:: WHAT YOU HAVE TO DO ::
The entries below should be transcribed in their entirety, exactly as written.

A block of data
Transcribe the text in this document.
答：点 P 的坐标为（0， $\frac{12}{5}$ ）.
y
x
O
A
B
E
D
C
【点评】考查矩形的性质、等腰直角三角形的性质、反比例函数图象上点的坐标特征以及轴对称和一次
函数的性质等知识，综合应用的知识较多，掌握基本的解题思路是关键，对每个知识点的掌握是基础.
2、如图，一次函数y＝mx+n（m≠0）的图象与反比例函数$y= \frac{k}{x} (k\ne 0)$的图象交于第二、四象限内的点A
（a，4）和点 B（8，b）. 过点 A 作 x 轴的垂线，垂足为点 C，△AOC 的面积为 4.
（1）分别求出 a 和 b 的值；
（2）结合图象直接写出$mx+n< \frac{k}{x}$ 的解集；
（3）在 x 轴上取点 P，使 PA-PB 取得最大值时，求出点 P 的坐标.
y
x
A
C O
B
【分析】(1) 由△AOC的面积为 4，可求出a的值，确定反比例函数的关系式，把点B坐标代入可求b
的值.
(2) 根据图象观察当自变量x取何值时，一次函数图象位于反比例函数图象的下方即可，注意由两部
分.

:: ANSWER FOR THE TASK ::
Transcribe the text in this document.
答：点 P 的坐标为（0， $\frac{12}{5}$ ）.
y
x
O
A
B
E
D
C
【点评】考查矩形的性质、等腰直角三角形的性质、反比例函数图象上点的坐标特征以及轴对称和一次
函数的性质等知识，综合应用的知识较多，掌握基本的解题思路是关键，对每个知识点的掌握是基础.
2、如图，一次函数y＝mx+n（m≠0）的图象与反比例函数$y= \frac{k}{x} (k\ne 0)$的图象交于第二、四象限内的点A
（a，4）和点 B（8，b）. 过点 A 作 x 轴的垂线，垂足为点 C，△AOC 的面积为 4.
（1）分别求出 a 和 b 的值；
（2）结合图象直接写出$mx+n< \frac{k}{x}$ 的解集；
（3）在 x 轴上取点 P，使 PA-PB 取得最大值时，求出点 P 的坐标.
y
x
A
C O
B
【分析】(1) 由△AOC的面积为 4，可求出a的值，确定反比例函数的关系式，把点B坐标代入可求b
的值.
(2) 根据图象观察当自变量x取何值时，一次函数图象位于反比例函数图象的下方即可，注意由两部
分.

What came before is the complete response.